Task statement: Omit the pictures and return every entry exactly as written.

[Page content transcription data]
^^^^^^^^

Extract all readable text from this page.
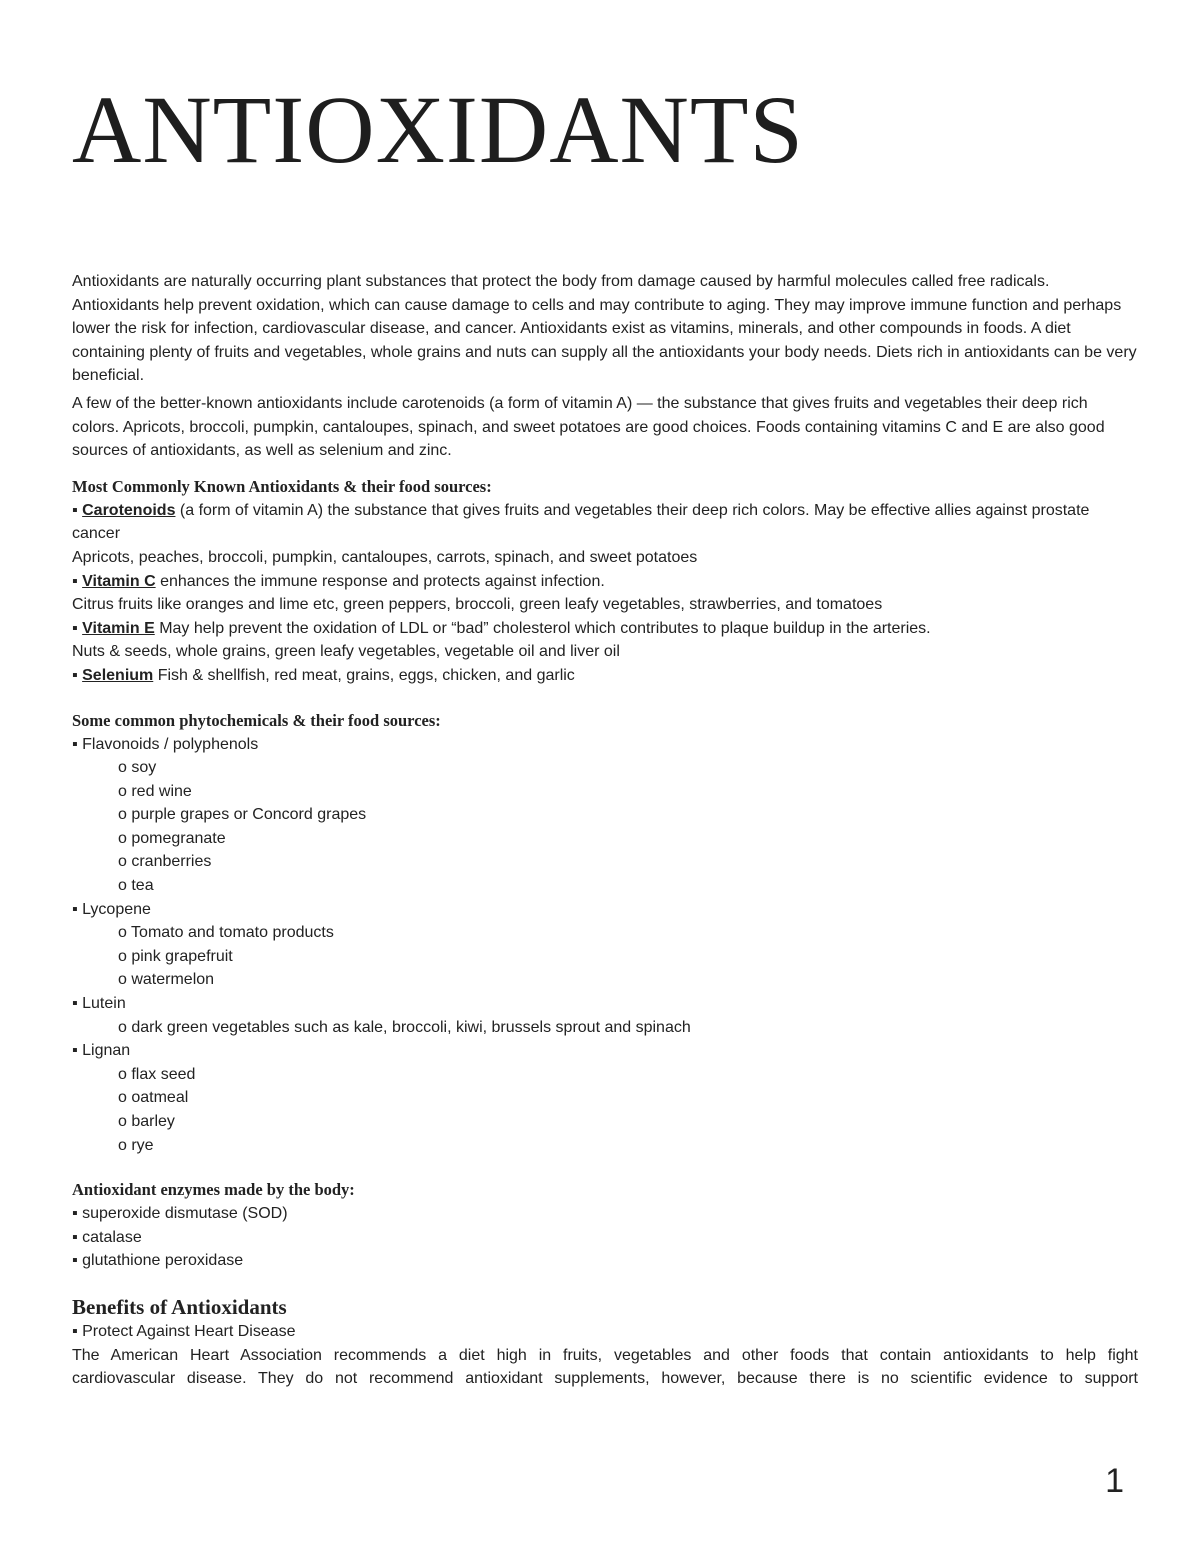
ANTIOXIDANTS

Antioxidants are naturally occurring plant substances that protect the body from damage caused by harmful molecules called free radicals. Antioxidants help prevent oxidation, which can cause damage to cells and may contribute to aging. They may improve immune function and perhaps lower the risk for infection, cardiovascular disease, and cancer. Antioxidants exist as vitamins, minerals, and other compounds in foods. A diet containing plenty of fruits and vegetables, whole grains and nuts can supply all the antioxidants your body needs. Diets rich in antioxidants can be very beneficial.

A few of the better-known antioxidants include carotenoids (a form of vitamin A) — the substance that gives fruits and vegetables their deep rich colors. Apricots, broccoli, pumpkin, cantaloupes, spinach, and sweet potatoes are good choices. Foods containing vitamins C and E are also good sources of antioxidants, as well as selenium and zinc.

Most Commonly Known Antioxidants & their food sources:

▪ Carotenoids (a form of vitamin A) the substance that gives fruits and vegetables their deep rich colors. May be effective allies against prostate cancer

Apricots, peaches, broccoli, pumpkin, cantaloupes, carrots, spinach, and sweet potatoes

▪ Vitamin C enhances the immune response and protects against infection.

Citrus fruits like oranges and lime etc, green peppers, broccoli, green leafy vegetables, strawberries, and tomatoes

▪ Vitamin E May help prevent the oxidation of LDL or “bad” cholesterol which contributes to plaque buildup in the arteries.

Nuts & seeds, whole grains, green leafy vegetables, vegetable oil and liver oil

▪ Selenium Fish & shellfish, red meat, grains, eggs, chicken, and garlic

Some common phytochemicals & their food sources:

▪ Flavonoids / polyphenols

o soy

o red wine

o purple grapes or Concord grapes

o pomegranate

o cranberries

o tea

▪ Lycopene

o Tomato and tomato products

o pink grapefruit

o watermelon

▪ Lutein

o dark green vegetables such as kale, broccoli, kiwi, brussels sprout and spinach

▪ Lignan

o flax seed

o oatmeal

o barley

o rye

Antioxidant enzymes made by the body:

▪ superoxide dismutase (SOD)

▪ catalase

▪ glutathione peroxidase

Benefits of Antioxidants

▪ Protect Against Heart Disease

The American Heart Association recommends a diet high in fruits, vegetables and other foods that contain antioxidants to help fight

cardiovascular disease. They do not recommend antioxidant supplements, however, because there is no scientific evidence to support

1
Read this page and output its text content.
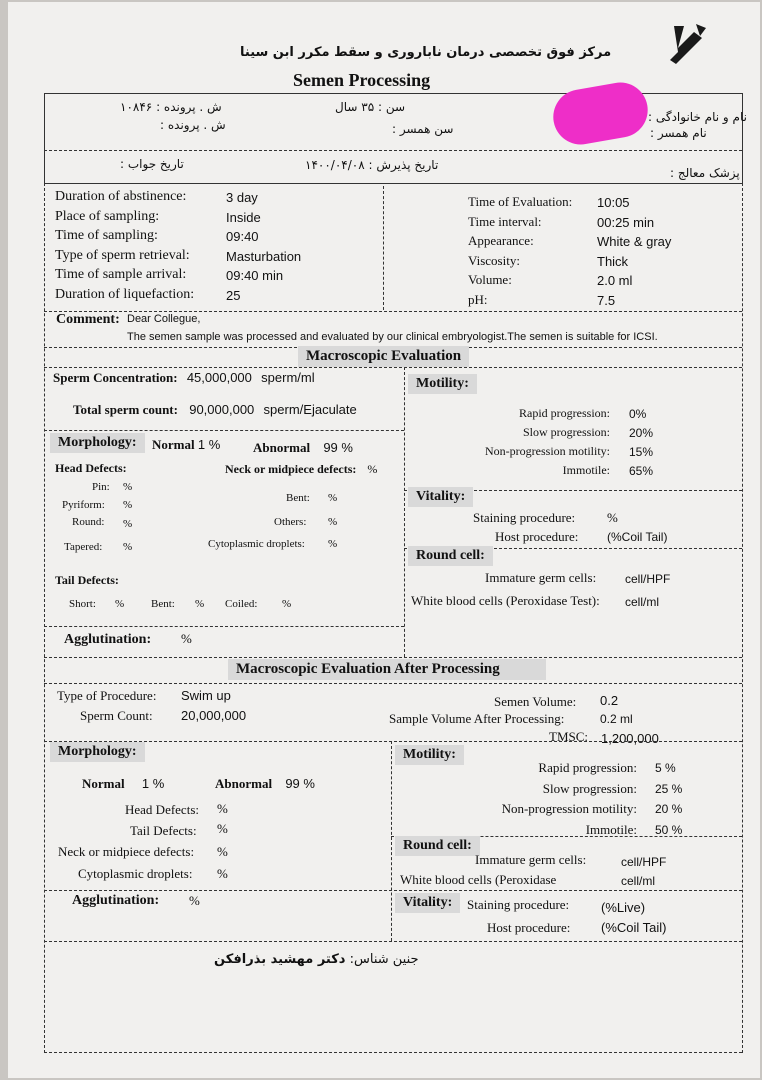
مرکز فوق تخصصی درمان ناباروری و سقط مکرر ابن سینا
Semen Processing
ش . پرونده : ۱۰۸۴۶
ش . پرونده :
سن : ۳۵ سال
سن همسر :
نام و نام خانوادگی :
نام همسر :
تاریخ جواب :	تاریخ پذیرش : ۱۴۰۰/۰۴/۰۸
پزشک معالج :
Duration of abstinence:	3 day
Place of sampling:	Inside
Time of sampling:	09:40
Type of sperm retrieval:	Masturbation
Time of sample arrival:	09:40 min
Duration of liquefaction: 25
Time of Evaluation: 10:05
Time interval:	00:25 min
Appearance:	White & gray
Viscosity:	Thick
Volume:	2.0 ml
pH:	7.5
Comment: Dear Collegue,
The semen sample was processed and evaluated by our clinical embryologist.The semen is suitable for ICSI.
Macroscopic Evaluation
Sperm Concentration: 45,000,000 sperm/ml
Total sperm count: 90,000,000 sperm/Ejaculate
Motility:
Rapid progression: 0%
Slow progression: 20%
Non-progression motility: 15%
Immotile: 65%
Morphology:	Normal 1 %	Abnormal 99 %
Head Defects:	Neck or midpiece defects: %
Pin: %
Pyriform: %
Round: %
Tapered: %
Bent: %
Others: %
Cytoplasmic droplets: %
Tail Defects:
Short: % Bent: % Coiled: %
Agglutination: %
Vitality:
Staining procedure: %
Host procedure: (%Coil Tail)
Round cell:
Immature germ cells: cell/HPF
White blood cells (Peroxidase Test): cell/ml
Macroscopic Evaluation After Processing
Type of Procedure: Swim up
Sperm Count: 20,000,000
Semen Volume: 0.2
Sample Volume After Processing:	0.2 ml
TMSC: 1,200,000
Morphology:
Normal 1 %	Abnormal 99 %
Head Defects: %
Tail Defects: %
Neck or midpiece defects: %
Cytoplasmic droplets: %
Motility:
Rapid progression: 5 %
Slow progression: 25 %
Non-progression motility: 20 %
Immotile: 50 %
Round cell:
Immature germ cells:	cell/HPF
White blood cells (Peroxidase	cell/ml
Agglutination: %	Vitality:	Staining procedure: (%Live)
Host procedure: (%Coil Tail)
جنین شناس: دکتر مهشید بذرافکن
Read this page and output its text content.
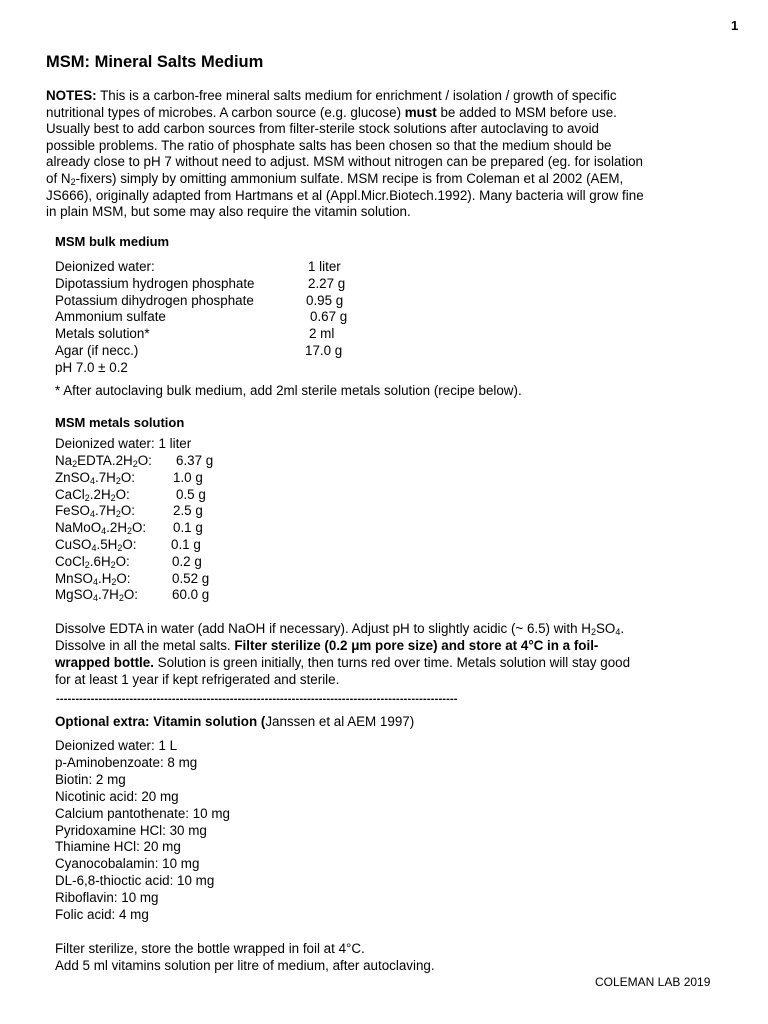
1
MSM: Mineral Salts Medium
NOTES: This is a carbon-free mineral salts medium for enrichment / isolation / growth of specific
nutritional types of microbes. A carbon source (e.g. glucose) must be added to MSM before use.
Usually best to add carbon sources from filter-sterile stock solutions after autoclaving to avoid
possible problems. The ratio of phosphate salts has been chosen so that the medium should be
already close to pH 7 without need to adjust. MSM without nitrogen can be prepared (eg. for isolation
of $N_2-fixers$) simply by omitting ammonium sulfate. MSM recipe is from Coleman et al 2002 (AEM,
JS666), originally adapted from Hartmans et al (Appl.Micr.Biotech.1992). Many bacteria will grow fine
in plain MSM, but some may also require the vitamin solution.
MSM bulk medium
Deionized water:	1 liter
Dipotassium hydrogen phosphate	2.27 g
Potassium dihydrogen phosphate	0.95 g
Ammonium sulfate	0.67 g
Metals solution*	2 ml
Agar (if necc.)	17.0 g
pH 7.0 ± 0.2
* After autoclaving bulk medium, add 2ml sterile metals solution (recipe below).
MSM metals solution
Deionized water: 1 liter
$Na_2EDTA.2H_2O$: 6.37 g
$ZnSO_4.7H_2O$:	1.0 g
$CaCl_2.2H_2O$:	0.5 g
$FeSO_4.7H_2O$:	2.5 g
$NaMoO_4.2H_2O$: 0.1 g
$CuSO_4.5H_2O$:	0.1 g
$CoCl_2.6H_2O$:	0.2 g
$MnSO_4.H_2O$:	0.52 g
$MgSO_4.7H_2O$:	60.0 g
Dissolve EDTA in water (add NaOH if necessary). Adjust pH to slightly acidic (~ 6.5) with $H_2SO_4$.
Dissolve in all the metal salts. Filter sterilize (0.2 μm pore size) and store at 4°C in a foil-
wrapped bottle. Solution is green initially, then turns red over time. Metals solution will stay good
for at least 1 year if kept refrigerated and sterile.
--------------------------------------------------------------------------------------------------------
Optional extra: Vitamin solution (Janssen et al AEM 1997)
Deionized water: 1 L
p-Aminobenzoate: 8 mg
Biotin: 2 mg
Nicotinic acid: 20 mg
Calcium pantothenate: 10 mg
Pyridoxamine HCl: 30 mg
Thiamine HCl: 20 mg
Cyanocobalamin: 10 mg
DL-6,8-thioctic acid: 10 mg
Riboflavin: 10 mg
Folic acid: 4 mg
Filter sterilize, store the bottle wrapped in foil at 4°C.
Add 5 ml vitamins solution per litre of medium, after autoclaving.
COLEMAN LAB 2019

^^^^^^^^

Exercise output:
Extract all readable text from this page.
ANTIOXIDANTS

Antioxidants are naturally occurring plant substances that protect the body from damage caused by harmful molecules called free radicals. Antioxidants help prevent oxidation, which can cause damage to cells and may contribute to aging. They may improve immune function and perhaps lower the risk for infection, cardiovascular disease, and cancer. Antioxidants exist as vitamins, minerals, and other compounds in foods. A diet containing plenty of fruits and vegetables, whole grains and nuts can supply all the antioxidants your body needs. Diets rich in antioxidants can be very beneficial.

A few of the better-known antioxidants include carotenoids (a form of vitamin A) — the substance that gives fruits and vegetables their deep rich colors. Apricots, broccoli, pumpkin, cantaloupes, spinach, and sweet potatoes are good choices. Foods containing vitamins C and E are also good sources of antioxidants, as well as selenium and zinc.

Most Commonly Known Antioxidants & their food sources:

▪ Carotenoids (a form of vitamin A) the substance that gives fruits and vegetables their deep rich colors. May be effective allies against prostate cancer

Apricots, peaches, broccoli, pumpkin, cantaloupes, carrots, spinach, and sweet potatoes

▪ Vitamin C enhances the immune response and protects against infection.

Citrus fruits like oranges and lime etc, green peppers, broccoli, green leafy vegetables, strawberries, and tomatoes

▪ Vitamin E May help prevent the oxidation of LDL or “bad” cholesterol which contributes to plaque buildup in the arteries.

Nuts & seeds, whole grains, green leafy vegetables, vegetable oil and liver oil

▪ Selenium Fish & shellfish, red meat, grains, eggs, chicken, and garlic

Some common phytochemicals & their food sources:

▪ Flavonoids / polyphenols

o soy

o red wine

o purple grapes or Concord grapes

o pomegranate

o cranberries

o tea

▪ Lycopene

o Tomato and tomato products

o pink grapefruit

o watermelon

▪ Lutein

o dark green vegetables such as kale, broccoli, kiwi, brussels sprout and spinach

▪ Lignan

o flax seed

o oatmeal

o barley

o rye

Antioxidant enzymes made by the body:

▪ superoxide dismutase (SOD)

▪ catalase

▪ glutathione peroxidase

Benefits of Antioxidants

▪ Protect Against Heart Disease

The American Heart Association recommends a diet high in fruits, vegetables and other foods that contain antioxidants to help fight

cardiovascular disease. They do not recommend antioxidant supplements, however, because there is no scientific evidence to support

1
Read this page and output its text content.
مرکز فوق تخصصی درمان ناباروری و سقط مکرر ابن سینا
Semen Processing
ش . پرونده : ۱۰۸۴۶
ش . پرونده :
سن : ۳۵ سال
سن همسر :
نام و نام خانوادگی :
نام همسر :
تاریخ جواب :	تاریخ پذیرش : ۱۴۰۰/۰۴/۰۸
پزشک معالج :
Duration of abstinence:	3 day
Place of sampling:	Inside
Time of sampling:	09:40
Type of sperm retrieval:	Masturbation
Time of sample arrival:	09:40 min
Duration of liquefaction: 25
Time of Evaluation: 10:05
Time interval:	00:25 min
Appearance:	White & gray
Viscosity:	Thick
Volume:	2.0 ml
pH:	7.5
Comment: Dear Collegue,
The semen sample was processed and evaluated by our clinical embryologist.The semen is suitable for ICSI.
Macroscopic Evaluation
Sperm Concentration: 45,000,000 sperm/ml
Total sperm count: 90,000,000 sperm/Ejaculate
Motility:
Rapid progression: 0%
Slow progression: 20%
Non-progression motility: 15%
Immotile: 65%
Morphology:	Normal 1 %	Abnormal 99 %
Head Defects:	Neck or midpiece defects: %
Pin: %
Pyriform: %
Round: %
Tapered: %
Bent: %
Others: %
Cytoplasmic droplets: %
Tail Defects:
Short: % Bent: % Coiled: %
Agglutination: %
Vitality:
Staining procedure: %
Host procedure: (%Coil Tail)
Round cell:
Immature germ cells: cell/HPF
White blood cells (Peroxidase Test): cell/ml
Macroscopic Evaluation After Processing
Type of Procedure: Swim up
Sperm Count: 20,000,000
Semen Volume: 0.2
Sample Volume After Processing:	0.2 ml
TMSC: 1,200,000
Morphology:
Normal 1 %	Abnormal 99 %
Head Defects: %
Tail Defects: %
Neck or midpiece defects: %
Cytoplasmic droplets: %
Motility:
Rapid progression: 5 %
Slow progression: 25 %
Non-progression motility: 20 %
Immotile: 50 %
Round cell:
Immature germ cells:	cell/HPF
White blood cells (Peroxidase	cell/ml
Agglutination: %	Vitality:	Staining procedure: (%Live)
Host procedure: (%Coil Tail)
جنین شناس: دکتر مهشید بذرافکن
Read this page and output its text content.
1
MSM: Mineral Salts Medium
NOTES: This is a carbon-free mineral salts medium for enrichment / isolation / growth of specific
nutritional types of microbes. A carbon source (e.g. glucose) must be added to MSM before use.
Usually best to add carbon sources from filter-sterile stock solutions after autoclaving to avoid
possible problems. The ratio of phosphate salts has been chosen so that the medium should be
already close to pH 7 without need to adjust. MSM without nitrogen can be prepared (eg. for isolation
of $N_2-fixers$) simply by omitting ammonium sulfate. MSM recipe is from Coleman et al 2002 (AEM,
JS666), originally adapted from Hartmans et al (Appl.Micr.Biotech.1992). Many bacteria will grow fine
in plain MSM, but some may also require the vitamin solution.
MSM bulk medium
Deionized water:	1 liter
Dipotassium hydrogen phosphate	2.27 g
Potassium dihydrogen phosphate	0.95 g
Ammonium sulfate	0.67 g
Metals solution*	2 ml
Agar (if necc.)	17.0 g
pH 7.0 ± 0.2
* After autoclaving bulk medium, add 2ml sterile metals solution (recipe below).
MSM metals solution
Deionized water: 1 liter
$Na_2EDTA.2H_2O$: 6.37 g
$ZnSO_4.7H_2O$:	1.0 g
$CaCl_2.2H_2O$:	0.5 g
$FeSO_4.7H_2O$:	2.5 g
$NaMoO_4.2H_2O$: 0.1 g
$CuSO_4.5H_2O$:	0.1 g
$CoCl_2.6H_2O$:	0.2 g
$MnSO_4.H_2O$:	0.52 g
$MgSO_4.7H_2O$:	60.0 g
Dissolve EDTA in water (add NaOH if necessary). Adjust pH to slightly acidic (~ 6.5) with $H_2SO_4$.
Dissolve in all the metal salts. Filter sterilize (0.2 μm pore size) and store at 4°C in a foil-
wrapped bottle. Solution is green initially, then turns red over time. Metals solution will stay good
for at least 1 year if kept refrigerated and sterile.
--------------------------------------------------------------------------------------------------------
Optional extra: Vitamin solution (Janssen et al AEM 1997)
Deionized water: 1 L
p-Aminobenzoate: 8 mg
Biotin: 2 mg
Nicotinic acid: 20 mg
Calcium pantothenate: 10 mg
Pyridoxamine HCl: 30 mg
Thiamine HCl: 20 mg
Cyanocobalamin: 10 mg
DL-6,8-thioctic acid: 10 mg
Riboflavin: 10 mg
Folic acid: 4 mg
Filter sterilize, store the bottle wrapped in foil at 4°C.
Add 5 ml vitamins solution per litre of medium, after autoclaving.
COLEMAN LAB 2019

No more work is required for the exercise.